#### [Data records]

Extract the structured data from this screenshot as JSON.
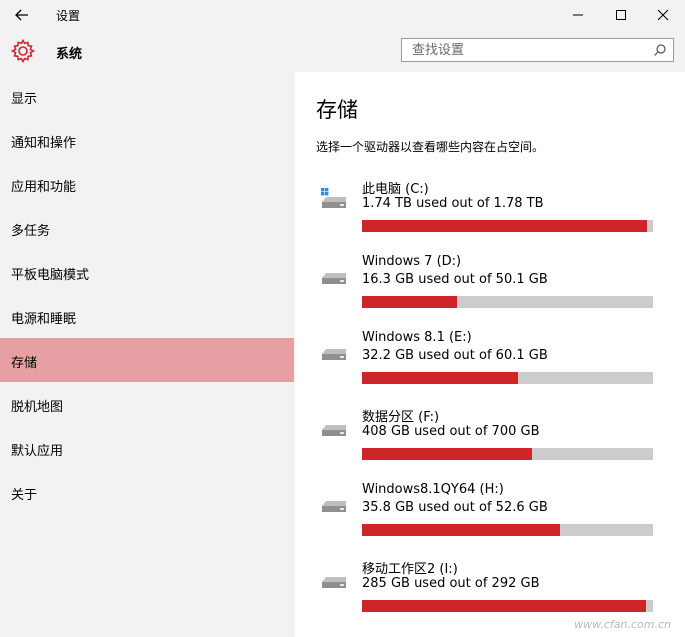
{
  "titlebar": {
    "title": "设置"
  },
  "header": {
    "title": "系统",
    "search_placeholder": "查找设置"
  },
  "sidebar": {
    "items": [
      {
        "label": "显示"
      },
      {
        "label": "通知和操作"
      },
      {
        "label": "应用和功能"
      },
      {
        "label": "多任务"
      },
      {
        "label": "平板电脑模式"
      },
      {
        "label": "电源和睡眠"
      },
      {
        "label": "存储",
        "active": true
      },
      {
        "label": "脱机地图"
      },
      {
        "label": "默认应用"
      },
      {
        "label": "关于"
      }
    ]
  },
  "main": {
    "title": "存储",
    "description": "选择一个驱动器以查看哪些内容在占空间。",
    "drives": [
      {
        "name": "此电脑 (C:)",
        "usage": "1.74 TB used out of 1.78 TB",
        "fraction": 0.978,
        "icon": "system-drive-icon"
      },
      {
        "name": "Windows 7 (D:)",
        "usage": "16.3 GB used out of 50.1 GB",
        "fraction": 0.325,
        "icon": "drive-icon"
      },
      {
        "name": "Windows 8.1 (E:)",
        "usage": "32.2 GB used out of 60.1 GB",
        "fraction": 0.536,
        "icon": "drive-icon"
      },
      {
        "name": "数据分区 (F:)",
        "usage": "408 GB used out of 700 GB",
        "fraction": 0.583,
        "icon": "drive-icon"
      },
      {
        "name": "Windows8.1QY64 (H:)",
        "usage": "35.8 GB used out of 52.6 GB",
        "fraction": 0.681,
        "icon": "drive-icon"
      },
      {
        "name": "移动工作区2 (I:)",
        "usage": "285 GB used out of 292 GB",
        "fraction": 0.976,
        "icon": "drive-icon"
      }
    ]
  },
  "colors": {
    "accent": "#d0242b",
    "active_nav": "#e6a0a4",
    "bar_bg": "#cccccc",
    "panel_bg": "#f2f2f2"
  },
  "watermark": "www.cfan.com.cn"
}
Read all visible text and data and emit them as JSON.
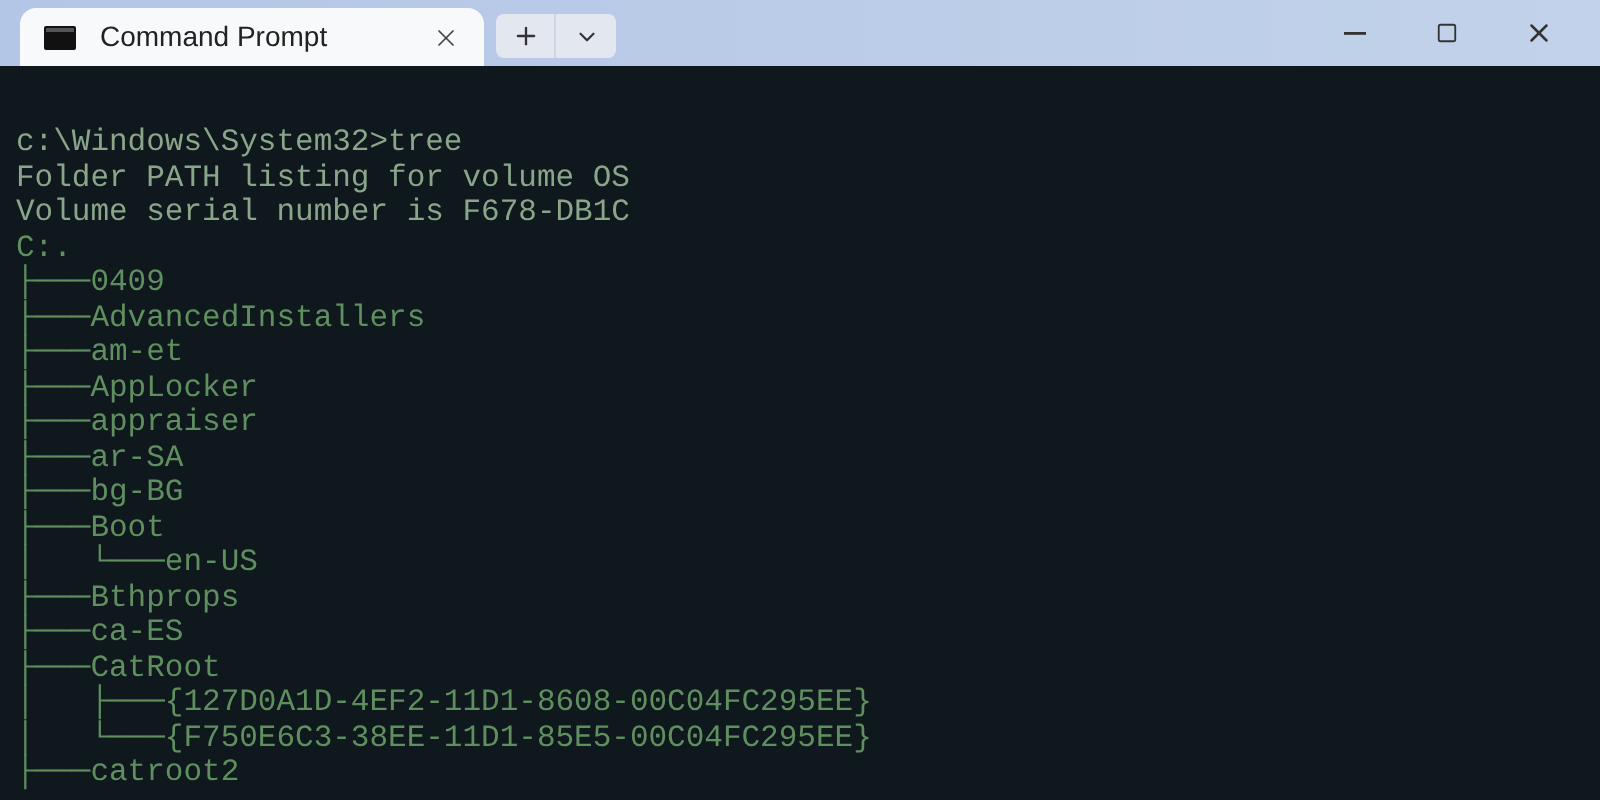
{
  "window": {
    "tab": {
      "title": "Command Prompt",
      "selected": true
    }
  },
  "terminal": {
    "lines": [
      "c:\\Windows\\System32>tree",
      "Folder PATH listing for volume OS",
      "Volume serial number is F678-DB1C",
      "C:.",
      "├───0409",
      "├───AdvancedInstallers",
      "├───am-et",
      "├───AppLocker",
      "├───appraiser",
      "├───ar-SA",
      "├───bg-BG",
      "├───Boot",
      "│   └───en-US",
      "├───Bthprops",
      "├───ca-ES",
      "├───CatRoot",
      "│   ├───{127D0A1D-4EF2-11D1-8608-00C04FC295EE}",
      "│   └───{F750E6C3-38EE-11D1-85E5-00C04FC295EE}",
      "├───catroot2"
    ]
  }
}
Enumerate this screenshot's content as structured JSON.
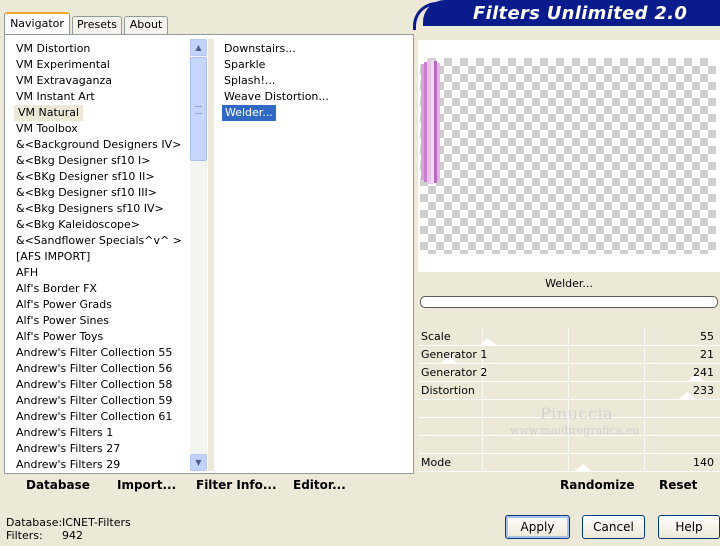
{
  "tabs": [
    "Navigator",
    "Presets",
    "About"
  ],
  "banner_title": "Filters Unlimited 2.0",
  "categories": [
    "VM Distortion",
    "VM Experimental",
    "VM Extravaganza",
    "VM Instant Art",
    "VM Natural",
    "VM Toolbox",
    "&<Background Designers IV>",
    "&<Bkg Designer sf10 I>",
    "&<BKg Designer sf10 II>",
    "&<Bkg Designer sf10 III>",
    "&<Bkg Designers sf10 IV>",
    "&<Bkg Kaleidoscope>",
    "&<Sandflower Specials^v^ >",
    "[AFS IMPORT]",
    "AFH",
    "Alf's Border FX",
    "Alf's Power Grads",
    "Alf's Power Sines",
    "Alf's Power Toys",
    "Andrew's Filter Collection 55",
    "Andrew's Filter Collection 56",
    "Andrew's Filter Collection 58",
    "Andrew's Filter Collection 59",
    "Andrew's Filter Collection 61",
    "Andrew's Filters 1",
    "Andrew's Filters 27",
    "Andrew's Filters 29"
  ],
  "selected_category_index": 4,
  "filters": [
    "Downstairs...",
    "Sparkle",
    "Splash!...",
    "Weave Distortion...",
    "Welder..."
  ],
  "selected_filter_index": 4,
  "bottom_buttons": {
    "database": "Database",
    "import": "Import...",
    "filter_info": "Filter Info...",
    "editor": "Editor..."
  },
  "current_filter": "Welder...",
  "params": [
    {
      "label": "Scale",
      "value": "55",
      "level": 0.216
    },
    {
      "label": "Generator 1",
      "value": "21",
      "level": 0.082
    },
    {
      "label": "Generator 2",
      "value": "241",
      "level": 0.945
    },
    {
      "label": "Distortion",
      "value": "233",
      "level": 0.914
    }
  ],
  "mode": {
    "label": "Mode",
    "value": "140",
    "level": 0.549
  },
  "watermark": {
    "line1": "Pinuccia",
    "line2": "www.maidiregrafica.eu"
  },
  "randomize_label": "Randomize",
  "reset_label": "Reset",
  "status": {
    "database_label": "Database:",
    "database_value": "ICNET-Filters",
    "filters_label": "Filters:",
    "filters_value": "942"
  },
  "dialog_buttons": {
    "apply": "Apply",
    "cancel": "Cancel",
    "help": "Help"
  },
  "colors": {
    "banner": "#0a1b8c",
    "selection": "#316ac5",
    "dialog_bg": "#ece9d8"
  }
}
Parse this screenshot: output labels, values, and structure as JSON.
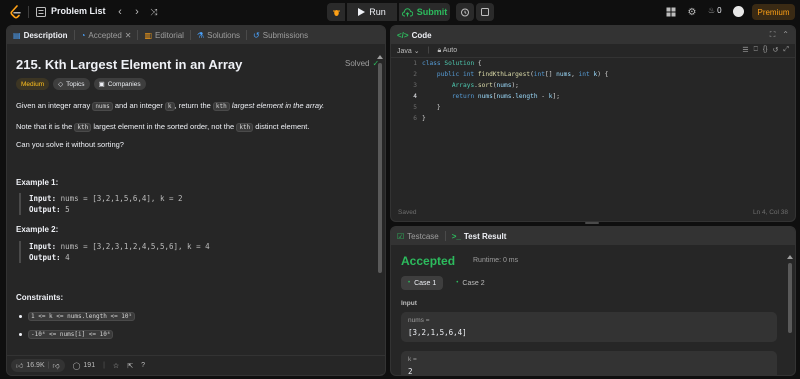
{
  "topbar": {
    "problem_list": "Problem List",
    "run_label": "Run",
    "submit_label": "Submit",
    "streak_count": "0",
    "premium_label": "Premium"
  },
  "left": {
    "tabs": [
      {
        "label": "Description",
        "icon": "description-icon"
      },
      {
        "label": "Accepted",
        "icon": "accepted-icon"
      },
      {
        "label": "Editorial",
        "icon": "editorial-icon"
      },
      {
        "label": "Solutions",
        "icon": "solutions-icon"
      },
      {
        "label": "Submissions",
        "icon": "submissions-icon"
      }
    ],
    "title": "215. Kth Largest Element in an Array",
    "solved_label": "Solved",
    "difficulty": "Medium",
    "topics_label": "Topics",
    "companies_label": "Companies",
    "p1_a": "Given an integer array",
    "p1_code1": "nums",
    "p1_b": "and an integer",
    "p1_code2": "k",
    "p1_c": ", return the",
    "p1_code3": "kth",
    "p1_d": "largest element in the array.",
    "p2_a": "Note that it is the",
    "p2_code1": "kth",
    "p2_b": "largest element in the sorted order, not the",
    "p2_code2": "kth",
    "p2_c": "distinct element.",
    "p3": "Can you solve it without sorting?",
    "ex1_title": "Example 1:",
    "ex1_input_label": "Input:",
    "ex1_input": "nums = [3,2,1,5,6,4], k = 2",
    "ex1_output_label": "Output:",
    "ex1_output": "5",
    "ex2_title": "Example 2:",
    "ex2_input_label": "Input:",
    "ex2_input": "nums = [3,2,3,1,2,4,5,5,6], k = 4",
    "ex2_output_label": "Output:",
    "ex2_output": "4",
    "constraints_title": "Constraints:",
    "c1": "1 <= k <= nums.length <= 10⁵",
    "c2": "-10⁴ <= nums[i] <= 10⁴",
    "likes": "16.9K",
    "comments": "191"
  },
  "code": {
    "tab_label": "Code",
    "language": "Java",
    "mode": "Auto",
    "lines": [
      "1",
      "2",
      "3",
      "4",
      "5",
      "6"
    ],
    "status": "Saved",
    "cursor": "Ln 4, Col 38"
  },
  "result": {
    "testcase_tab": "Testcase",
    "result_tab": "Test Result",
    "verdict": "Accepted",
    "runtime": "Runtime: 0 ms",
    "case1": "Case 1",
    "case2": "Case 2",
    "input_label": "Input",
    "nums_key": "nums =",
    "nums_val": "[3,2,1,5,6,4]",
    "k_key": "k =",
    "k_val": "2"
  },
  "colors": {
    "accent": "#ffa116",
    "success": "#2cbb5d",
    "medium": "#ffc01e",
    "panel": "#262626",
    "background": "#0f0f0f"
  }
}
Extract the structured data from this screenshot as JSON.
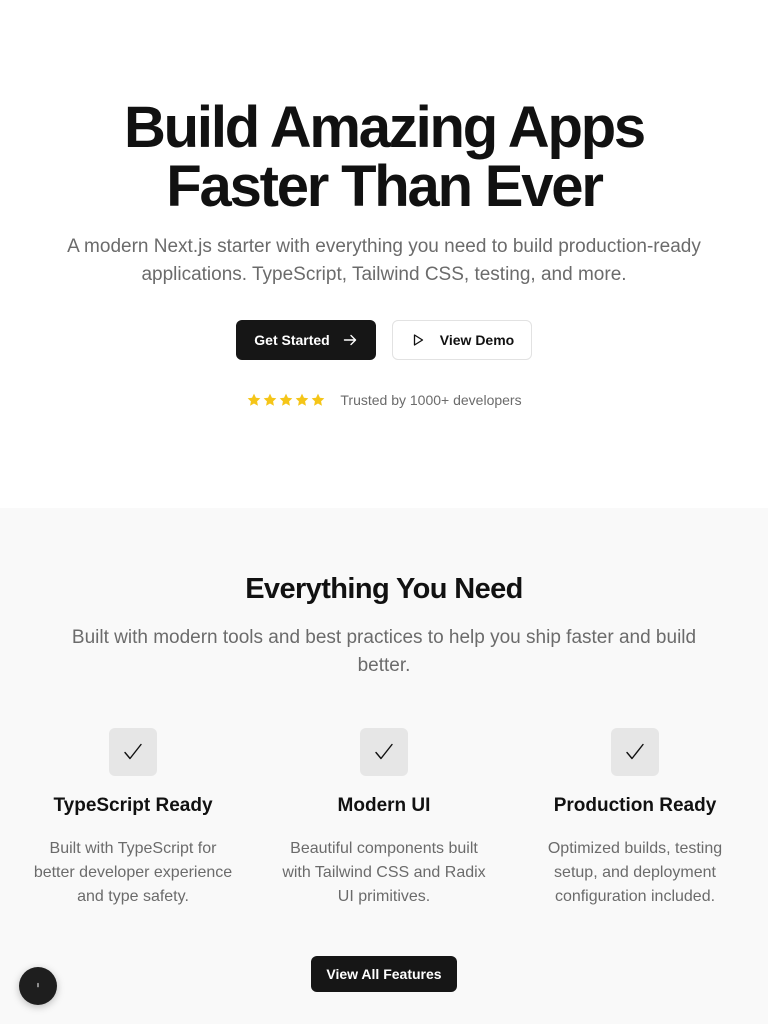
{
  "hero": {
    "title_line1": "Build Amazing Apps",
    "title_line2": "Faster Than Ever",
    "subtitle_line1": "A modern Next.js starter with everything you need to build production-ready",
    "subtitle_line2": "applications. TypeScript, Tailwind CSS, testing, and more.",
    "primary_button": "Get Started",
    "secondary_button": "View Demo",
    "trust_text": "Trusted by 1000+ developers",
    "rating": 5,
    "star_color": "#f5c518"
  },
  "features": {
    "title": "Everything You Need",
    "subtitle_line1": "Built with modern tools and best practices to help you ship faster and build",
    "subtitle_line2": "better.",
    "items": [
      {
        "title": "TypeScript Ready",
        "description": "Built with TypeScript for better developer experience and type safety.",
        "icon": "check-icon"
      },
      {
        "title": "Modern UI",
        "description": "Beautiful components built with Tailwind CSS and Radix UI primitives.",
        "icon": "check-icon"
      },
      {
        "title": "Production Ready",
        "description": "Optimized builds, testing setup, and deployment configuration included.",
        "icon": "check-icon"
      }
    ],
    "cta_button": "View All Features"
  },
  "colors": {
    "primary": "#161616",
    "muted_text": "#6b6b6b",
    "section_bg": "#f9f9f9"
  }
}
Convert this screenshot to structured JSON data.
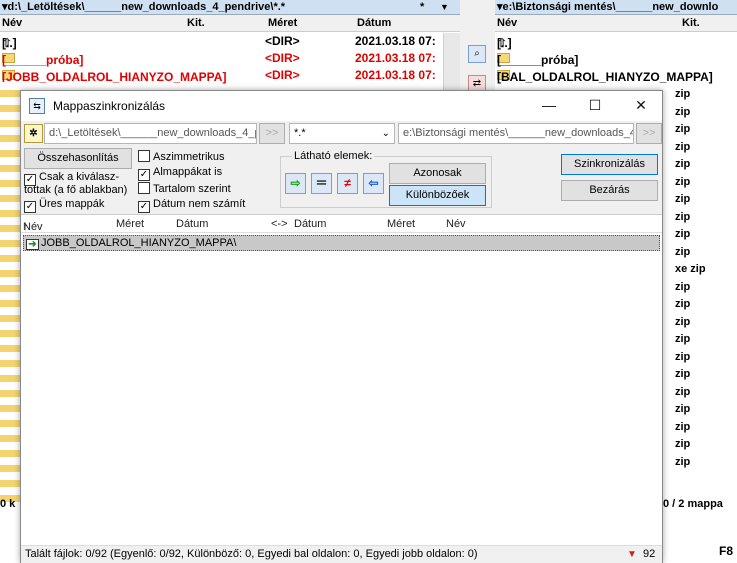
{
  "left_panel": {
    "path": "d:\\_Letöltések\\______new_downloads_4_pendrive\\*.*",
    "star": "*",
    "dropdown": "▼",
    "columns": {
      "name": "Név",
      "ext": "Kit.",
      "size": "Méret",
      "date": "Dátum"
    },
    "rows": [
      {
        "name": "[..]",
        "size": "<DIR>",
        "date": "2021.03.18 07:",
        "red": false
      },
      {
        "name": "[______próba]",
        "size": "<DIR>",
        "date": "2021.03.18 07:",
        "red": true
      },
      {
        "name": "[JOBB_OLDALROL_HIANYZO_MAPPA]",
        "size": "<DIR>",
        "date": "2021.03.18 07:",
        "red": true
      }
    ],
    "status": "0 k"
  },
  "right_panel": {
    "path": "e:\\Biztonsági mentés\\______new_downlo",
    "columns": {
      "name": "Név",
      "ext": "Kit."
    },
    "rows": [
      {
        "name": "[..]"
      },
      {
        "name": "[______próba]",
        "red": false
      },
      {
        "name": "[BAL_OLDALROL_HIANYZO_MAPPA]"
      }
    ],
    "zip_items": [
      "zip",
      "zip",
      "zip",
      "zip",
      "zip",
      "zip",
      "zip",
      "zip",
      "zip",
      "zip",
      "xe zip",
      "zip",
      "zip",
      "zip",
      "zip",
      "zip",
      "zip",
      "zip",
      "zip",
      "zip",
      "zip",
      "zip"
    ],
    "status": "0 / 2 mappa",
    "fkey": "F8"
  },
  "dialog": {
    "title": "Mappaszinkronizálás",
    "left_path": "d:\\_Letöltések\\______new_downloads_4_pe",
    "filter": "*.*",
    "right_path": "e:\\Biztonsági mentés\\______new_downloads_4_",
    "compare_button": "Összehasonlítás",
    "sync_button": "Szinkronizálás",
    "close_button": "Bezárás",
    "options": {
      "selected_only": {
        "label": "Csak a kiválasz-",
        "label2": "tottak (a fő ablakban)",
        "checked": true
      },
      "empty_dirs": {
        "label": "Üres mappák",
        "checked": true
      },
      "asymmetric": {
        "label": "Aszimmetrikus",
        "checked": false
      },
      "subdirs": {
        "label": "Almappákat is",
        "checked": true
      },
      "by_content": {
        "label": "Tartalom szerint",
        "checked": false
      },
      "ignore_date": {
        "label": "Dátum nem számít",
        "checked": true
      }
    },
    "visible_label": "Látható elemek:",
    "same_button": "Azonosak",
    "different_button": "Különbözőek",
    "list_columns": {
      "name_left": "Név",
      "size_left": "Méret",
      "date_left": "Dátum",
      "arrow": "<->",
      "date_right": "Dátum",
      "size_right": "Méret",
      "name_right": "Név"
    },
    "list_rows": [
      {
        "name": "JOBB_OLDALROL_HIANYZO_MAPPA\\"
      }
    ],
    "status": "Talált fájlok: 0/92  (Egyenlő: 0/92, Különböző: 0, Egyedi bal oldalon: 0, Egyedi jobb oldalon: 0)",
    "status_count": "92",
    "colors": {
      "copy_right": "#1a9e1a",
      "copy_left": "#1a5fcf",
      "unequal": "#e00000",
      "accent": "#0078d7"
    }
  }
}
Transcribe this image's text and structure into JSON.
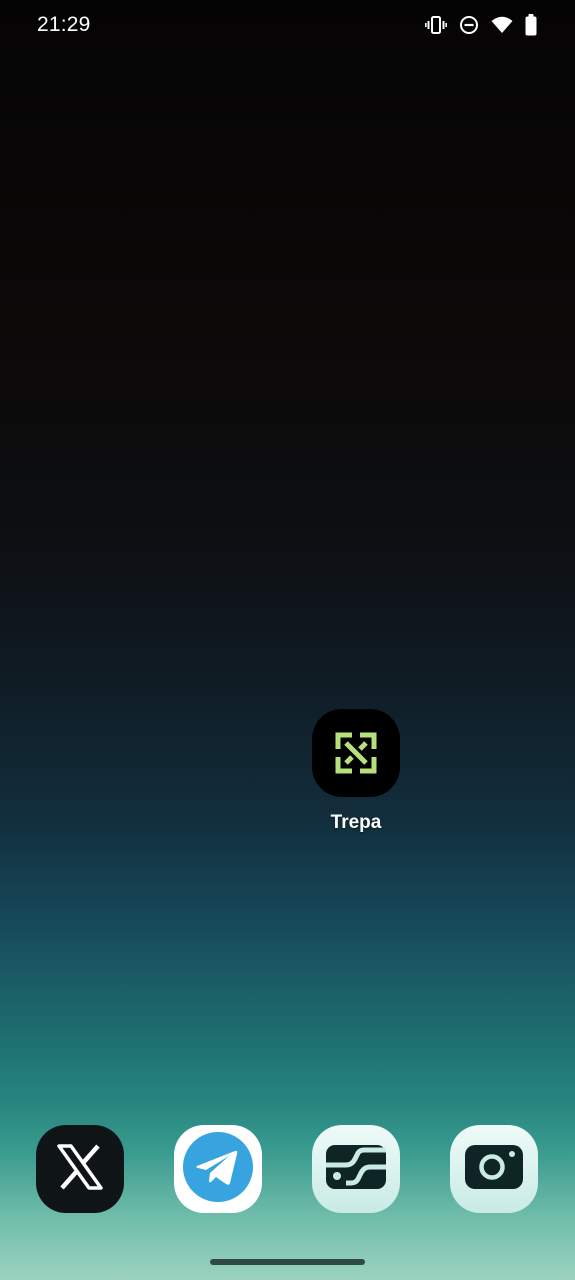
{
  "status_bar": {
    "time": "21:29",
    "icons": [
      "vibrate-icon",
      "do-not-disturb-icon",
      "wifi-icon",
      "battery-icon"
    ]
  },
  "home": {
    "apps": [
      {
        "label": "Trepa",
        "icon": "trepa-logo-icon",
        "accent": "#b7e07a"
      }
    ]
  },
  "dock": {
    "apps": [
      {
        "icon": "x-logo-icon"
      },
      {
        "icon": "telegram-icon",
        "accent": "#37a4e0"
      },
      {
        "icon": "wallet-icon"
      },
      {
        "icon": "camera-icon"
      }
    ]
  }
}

#### [Requirements]
Starting with the line that contains "Transcribe this image's", reproduce every line down to the end of the listing above, both endpoints included. Pictures stay out.

#### [Reply]
Transcribe this image's text and structure into JSON.
{
  "status_bar": {
    "time": "21:29",
    "icons": [
      "vibrate-icon",
      "do-not-disturb-icon",
      "wifi-icon",
      "battery-icon"
    ]
  },
  "home": {
    "apps": [
      {
        "label": "Trepa",
        "icon": "trepa-logo-icon",
        "accent": "#b7e07a"
      }
    ]
  },
  "dock": {
    "apps": [
      {
        "icon": "x-logo-icon"
      },
      {
        "icon": "telegram-icon",
        "accent": "#37a4e0"
      },
      {
        "icon": "wallet-icon"
      },
      {
        "icon": "camera-icon"
      }
    ]
  }
}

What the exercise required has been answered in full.